# Consigne 1:
Répondez à ces questions sur l'extrait consacré au documentaire sur Karajan :
(a) Qui a réalisé le film ?
(b) Quelle durée est indiquée pour ce film ?
(c) Quelles années de naissance et de mort sont données pour Herbert von Karajan ?

# Extrait:

About us / Contact

The Classical Music Network

DVD

Europe : Paris, Londn, Zurich, Geneva, Strasbourg, Bruxelles, Gent
America : New York, San Francisco, Montreal                       WORLD


Newsletter
Your email :

 

Back

12/09/2008
Herbert von Karajan, Maestro for the screen

Georg Wübbolt (réalisation)
52’
Arthaus Musik 101 459 (distribué par Intégral) – Son PCM Stereo – Format 16/9 – Région Code 0





Au-delà des multiples concerts (de Bach à Leoncavallo), l’année Karajan a permis aux télévisions et aux éditeurs de diffuser de nombreux documentaires d’ordre biographique consacrés au célèbre chef d’orchestre. Outre les désormais bien connus Maestro, maestro ! de Claire Alby et Alfred Caron, le Karajan, la beauté telle que je la vois de Robert Dornhelm ou le Herbert von Karajan de Gernot Friedel, et en attendant un jour la réédition du poignant Karajan à Salzbourg de Peter Gelb et Susan Froemke, voici le film de Georg Wübbolt, Karajan, le culte de l’image. Il était en effet intéressant de se pencher sur les rapports étroits que Herbert von Karajan (1908-1989) entretint avec l’image ou, pour être plus exact, avec son image dont il souhaitait qu’elle soit parfaite afin qu’elle serve à la fois la musique et sa propre personne.

# Enregistrements fournis:
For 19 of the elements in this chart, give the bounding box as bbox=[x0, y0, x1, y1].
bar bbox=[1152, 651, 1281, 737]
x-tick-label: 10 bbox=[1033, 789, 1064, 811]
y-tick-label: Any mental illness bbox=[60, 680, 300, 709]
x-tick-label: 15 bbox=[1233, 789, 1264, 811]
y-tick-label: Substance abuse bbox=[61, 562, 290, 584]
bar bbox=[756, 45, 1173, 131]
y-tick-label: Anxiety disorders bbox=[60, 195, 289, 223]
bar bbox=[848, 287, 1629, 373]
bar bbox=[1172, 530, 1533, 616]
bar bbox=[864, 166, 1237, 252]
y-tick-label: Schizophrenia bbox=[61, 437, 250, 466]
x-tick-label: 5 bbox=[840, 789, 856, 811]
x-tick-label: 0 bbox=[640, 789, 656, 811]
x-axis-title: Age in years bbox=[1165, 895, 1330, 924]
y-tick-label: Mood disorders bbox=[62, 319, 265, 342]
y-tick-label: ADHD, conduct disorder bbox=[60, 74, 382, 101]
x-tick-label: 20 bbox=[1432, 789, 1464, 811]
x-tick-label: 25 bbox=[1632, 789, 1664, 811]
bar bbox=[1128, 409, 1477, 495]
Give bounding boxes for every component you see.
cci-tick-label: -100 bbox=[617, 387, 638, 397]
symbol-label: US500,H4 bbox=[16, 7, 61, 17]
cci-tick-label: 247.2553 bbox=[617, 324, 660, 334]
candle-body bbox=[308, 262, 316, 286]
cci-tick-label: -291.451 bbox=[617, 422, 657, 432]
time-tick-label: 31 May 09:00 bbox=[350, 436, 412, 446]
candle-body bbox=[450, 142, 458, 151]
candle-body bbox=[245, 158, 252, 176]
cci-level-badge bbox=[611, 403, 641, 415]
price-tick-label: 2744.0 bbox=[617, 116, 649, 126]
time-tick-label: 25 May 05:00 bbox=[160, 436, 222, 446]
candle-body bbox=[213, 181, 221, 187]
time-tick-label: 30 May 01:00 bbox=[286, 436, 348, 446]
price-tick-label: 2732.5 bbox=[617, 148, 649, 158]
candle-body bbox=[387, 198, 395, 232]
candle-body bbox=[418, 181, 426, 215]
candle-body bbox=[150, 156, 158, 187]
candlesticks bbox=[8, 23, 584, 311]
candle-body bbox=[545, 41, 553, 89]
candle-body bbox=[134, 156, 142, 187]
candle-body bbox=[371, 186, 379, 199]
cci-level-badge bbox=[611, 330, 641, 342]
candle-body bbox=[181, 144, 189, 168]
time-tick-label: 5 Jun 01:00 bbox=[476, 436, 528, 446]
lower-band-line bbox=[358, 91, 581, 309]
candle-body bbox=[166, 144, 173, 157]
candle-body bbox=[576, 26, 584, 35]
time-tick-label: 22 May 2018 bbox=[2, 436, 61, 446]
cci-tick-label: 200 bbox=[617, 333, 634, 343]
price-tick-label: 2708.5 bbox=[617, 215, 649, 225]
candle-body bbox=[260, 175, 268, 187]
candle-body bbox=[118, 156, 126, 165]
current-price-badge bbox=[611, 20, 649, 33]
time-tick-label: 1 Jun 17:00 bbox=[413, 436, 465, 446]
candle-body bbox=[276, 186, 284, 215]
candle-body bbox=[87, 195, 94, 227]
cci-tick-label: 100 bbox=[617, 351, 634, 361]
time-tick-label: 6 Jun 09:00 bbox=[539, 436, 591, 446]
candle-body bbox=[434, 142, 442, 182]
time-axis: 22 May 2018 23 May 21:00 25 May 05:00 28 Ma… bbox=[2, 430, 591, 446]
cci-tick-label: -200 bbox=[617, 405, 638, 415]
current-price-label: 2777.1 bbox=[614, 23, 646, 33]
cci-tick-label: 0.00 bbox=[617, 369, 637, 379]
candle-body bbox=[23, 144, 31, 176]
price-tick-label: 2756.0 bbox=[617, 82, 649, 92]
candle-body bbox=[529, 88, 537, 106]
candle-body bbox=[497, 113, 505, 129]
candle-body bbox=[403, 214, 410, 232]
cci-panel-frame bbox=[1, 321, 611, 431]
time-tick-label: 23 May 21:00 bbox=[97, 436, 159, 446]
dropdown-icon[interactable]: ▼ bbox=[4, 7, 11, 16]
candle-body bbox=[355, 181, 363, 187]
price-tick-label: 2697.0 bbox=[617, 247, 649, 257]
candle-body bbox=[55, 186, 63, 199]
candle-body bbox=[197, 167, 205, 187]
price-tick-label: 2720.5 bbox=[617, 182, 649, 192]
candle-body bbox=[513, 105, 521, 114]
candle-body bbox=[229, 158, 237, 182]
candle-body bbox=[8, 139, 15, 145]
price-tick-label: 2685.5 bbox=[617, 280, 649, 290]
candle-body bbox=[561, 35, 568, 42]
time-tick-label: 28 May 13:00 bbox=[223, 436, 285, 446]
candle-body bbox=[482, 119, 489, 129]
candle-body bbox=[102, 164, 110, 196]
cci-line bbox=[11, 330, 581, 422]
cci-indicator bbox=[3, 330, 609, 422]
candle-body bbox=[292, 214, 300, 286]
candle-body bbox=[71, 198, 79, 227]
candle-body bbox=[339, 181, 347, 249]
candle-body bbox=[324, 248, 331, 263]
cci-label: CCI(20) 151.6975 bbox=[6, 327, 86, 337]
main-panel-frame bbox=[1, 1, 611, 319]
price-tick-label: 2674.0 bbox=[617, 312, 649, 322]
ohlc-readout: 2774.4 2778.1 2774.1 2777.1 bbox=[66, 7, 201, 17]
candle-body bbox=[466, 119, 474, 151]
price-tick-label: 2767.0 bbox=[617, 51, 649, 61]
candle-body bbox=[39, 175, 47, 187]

# Consigne 2:
Recopiez tels quels les enregistrements, depuis leur tout début jusqu'à la ligne qui contient « candle-body bbox=[576, 26, 584, 35] », celle-ci comprise.

# Réponse 1:
(a) Georg Wübbolt
(b) 52’
(c) 1908-1989

# Réponse 2:
For 19 of the elements in this chart, give the bounding box as bbox=[x0, y0, x1, y1].
bar bbox=[1152, 651, 1281, 737]
x-tick-label: 10 bbox=[1033, 789, 1064, 811]
y-tick-label: Any mental illness bbox=[60, 680, 300, 709]
x-tick-label: 15 bbox=[1233, 789, 1264, 811]
y-tick-label: Substance abuse bbox=[61, 562, 290, 584]
bar bbox=[756, 45, 1173, 131]
y-tick-label: Anxiety disorders bbox=[60, 195, 289, 223]
bar bbox=[848, 287, 1629, 373]
bar bbox=[1172, 530, 1533, 616]
bar bbox=[864, 166, 1237, 252]
y-tick-label: Schizophrenia bbox=[61, 437, 250, 466]
x-tick-label: 5 bbox=[840, 789, 856, 811]
x-tick-label: 0 bbox=[640, 789, 656, 811]
x-axis-title: Age in years bbox=[1165, 895, 1330, 924]
y-tick-label: Mood disorders bbox=[62, 319, 265, 342]
y-tick-label: ADHD, conduct disorder bbox=[60, 74, 382, 101]
x-tick-label: 20 bbox=[1432, 789, 1464, 811]
x-tick-label: 25 bbox=[1632, 789, 1664, 811]
bar bbox=[1128, 409, 1477, 495]
Give bounding boxes for every component you see.
cci-tick-label: -100 bbox=[617, 387, 638, 397]
symbol-label: US500,H4 bbox=[16, 7, 61, 17]
cci-tick-label: 247.2553 bbox=[617, 324, 660, 334]
candle-body bbox=[308, 262, 316, 286]
cci-tick-label: -291.451 bbox=[617, 422, 657, 432]
time-tick-label: 31 May 09:00 bbox=[350, 436, 412, 446]
candle-body bbox=[450, 142, 458, 151]
candle-body bbox=[245, 158, 252, 176]
cci-level-badge bbox=[611, 403, 641, 415]
price-tick-label: 2744.0 bbox=[617, 116, 649, 126]
time-tick-label: 25 May 05:00 bbox=[160, 436, 222, 446]
candle-body bbox=[213, 181, 221, 187]
time-tick-label: 30 May 01:00 bbox=[286, 436, 348, 446]
price-tick-label: 2732.5 bbox=[617, 148, 649, 158]
candle-body bbox=[387, 198, 395, 232]
candle-body bbox=[418, 181, 426, 215]
candle-body bbox=[150, 156, 158, 187]
candlesticks bbox=[8, 23, 584, 311]
candle-body bbox=[545, 41, 553, 89]
candle-body bbox=[134, 156, 142, 187]
candle-body bbox=[371, 186, 379, 199]
cci-level-badge bbox=[611, 330, 641, 342]
candle-body bbox=[181, 144, 189, 168]
time-tick-label: 5 Jun 01:00 bbox=[476, 436, 528, 446]
lower-band-line bbox=[358, 91, 581, 309]
candle-body bbox=[166, 144, 173, 157]
candle-body bbox=[576, 26, 584, 35]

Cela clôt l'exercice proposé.